__TASK REQUIREMENTS__.
Using the data below, gather each line that includes the word "What".

__PROVIDED DATA__.
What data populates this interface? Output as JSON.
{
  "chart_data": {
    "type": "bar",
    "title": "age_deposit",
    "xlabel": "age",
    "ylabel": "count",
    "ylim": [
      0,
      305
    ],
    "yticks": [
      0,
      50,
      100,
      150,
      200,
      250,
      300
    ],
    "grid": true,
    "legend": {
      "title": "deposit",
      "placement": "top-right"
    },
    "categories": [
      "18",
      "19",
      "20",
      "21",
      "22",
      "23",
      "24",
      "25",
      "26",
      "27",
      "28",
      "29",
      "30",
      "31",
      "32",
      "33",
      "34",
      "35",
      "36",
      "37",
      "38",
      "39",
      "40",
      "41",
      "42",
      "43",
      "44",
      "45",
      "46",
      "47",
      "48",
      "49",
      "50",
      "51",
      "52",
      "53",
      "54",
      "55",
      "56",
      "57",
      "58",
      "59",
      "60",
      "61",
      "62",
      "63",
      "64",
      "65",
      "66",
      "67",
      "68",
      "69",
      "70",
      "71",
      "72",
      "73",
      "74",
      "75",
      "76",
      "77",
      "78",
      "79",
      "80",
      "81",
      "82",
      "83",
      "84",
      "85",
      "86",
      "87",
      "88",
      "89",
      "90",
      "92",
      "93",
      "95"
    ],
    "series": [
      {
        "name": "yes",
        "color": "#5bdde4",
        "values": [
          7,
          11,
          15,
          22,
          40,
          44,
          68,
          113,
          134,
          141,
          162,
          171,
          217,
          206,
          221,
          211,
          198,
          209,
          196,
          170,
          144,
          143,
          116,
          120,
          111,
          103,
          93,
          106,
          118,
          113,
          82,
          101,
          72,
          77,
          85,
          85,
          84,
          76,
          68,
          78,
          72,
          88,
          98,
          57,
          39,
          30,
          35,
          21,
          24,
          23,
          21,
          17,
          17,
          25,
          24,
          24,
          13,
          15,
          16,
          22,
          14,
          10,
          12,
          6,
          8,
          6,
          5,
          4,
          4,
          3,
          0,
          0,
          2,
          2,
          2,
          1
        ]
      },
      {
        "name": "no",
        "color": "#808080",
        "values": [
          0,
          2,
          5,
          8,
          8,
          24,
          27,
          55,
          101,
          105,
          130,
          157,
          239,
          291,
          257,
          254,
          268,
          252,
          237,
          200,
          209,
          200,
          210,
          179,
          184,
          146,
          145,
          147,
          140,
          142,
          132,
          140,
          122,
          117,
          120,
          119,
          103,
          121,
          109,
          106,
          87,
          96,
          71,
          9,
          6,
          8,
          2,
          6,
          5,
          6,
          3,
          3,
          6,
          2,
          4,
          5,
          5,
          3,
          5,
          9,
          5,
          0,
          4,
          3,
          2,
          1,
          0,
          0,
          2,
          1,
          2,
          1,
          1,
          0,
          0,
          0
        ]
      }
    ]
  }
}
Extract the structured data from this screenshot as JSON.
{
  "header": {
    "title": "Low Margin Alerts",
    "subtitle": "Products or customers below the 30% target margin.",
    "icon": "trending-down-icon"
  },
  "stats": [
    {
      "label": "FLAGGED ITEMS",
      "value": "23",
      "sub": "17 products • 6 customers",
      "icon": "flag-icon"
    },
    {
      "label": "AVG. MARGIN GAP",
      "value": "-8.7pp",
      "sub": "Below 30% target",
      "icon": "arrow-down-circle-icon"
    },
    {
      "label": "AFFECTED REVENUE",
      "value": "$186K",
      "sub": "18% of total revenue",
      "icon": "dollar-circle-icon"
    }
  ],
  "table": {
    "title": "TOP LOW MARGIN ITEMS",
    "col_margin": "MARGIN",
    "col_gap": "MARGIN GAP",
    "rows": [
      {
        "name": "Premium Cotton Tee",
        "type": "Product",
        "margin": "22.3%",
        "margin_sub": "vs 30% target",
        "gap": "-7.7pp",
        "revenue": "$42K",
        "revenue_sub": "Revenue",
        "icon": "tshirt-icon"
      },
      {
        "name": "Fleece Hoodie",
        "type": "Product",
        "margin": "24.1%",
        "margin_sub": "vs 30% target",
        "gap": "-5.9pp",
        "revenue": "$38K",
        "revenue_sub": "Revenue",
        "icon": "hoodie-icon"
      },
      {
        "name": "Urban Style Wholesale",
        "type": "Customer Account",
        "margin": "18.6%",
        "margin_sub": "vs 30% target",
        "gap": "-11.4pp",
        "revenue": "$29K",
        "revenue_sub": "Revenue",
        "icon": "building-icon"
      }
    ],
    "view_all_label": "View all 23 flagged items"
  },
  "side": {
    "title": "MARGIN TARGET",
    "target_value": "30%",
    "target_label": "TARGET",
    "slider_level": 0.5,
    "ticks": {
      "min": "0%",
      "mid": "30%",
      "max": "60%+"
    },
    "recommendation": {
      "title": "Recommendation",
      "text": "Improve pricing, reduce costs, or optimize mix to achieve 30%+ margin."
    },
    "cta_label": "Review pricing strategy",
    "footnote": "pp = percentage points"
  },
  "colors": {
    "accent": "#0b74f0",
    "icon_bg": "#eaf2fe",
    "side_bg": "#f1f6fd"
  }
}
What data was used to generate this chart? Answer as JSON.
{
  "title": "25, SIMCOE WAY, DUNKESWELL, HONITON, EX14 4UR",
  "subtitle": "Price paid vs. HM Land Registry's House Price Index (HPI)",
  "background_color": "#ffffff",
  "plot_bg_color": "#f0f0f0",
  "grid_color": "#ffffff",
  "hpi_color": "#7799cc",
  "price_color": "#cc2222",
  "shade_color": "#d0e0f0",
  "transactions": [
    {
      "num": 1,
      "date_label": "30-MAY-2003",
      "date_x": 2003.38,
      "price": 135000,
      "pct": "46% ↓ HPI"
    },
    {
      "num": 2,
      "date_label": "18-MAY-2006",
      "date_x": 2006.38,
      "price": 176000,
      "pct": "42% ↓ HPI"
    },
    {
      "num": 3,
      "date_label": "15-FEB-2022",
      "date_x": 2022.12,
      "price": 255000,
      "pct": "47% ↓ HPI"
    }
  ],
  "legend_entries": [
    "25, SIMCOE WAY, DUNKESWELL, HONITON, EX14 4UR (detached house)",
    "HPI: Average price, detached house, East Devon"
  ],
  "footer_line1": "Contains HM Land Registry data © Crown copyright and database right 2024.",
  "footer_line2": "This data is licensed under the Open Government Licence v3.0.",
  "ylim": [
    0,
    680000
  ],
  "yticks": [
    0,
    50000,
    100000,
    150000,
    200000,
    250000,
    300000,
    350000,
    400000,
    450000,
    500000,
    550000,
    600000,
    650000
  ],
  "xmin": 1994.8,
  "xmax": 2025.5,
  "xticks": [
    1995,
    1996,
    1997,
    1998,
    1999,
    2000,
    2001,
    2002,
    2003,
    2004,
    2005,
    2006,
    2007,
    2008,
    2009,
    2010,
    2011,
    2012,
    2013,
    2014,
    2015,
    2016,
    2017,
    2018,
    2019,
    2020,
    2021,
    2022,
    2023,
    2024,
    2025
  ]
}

__OUTPUT FOR THIS TASK__.
What data populates this interface? Output as JSON.
What data was used to generate this chart? Answer as JSON.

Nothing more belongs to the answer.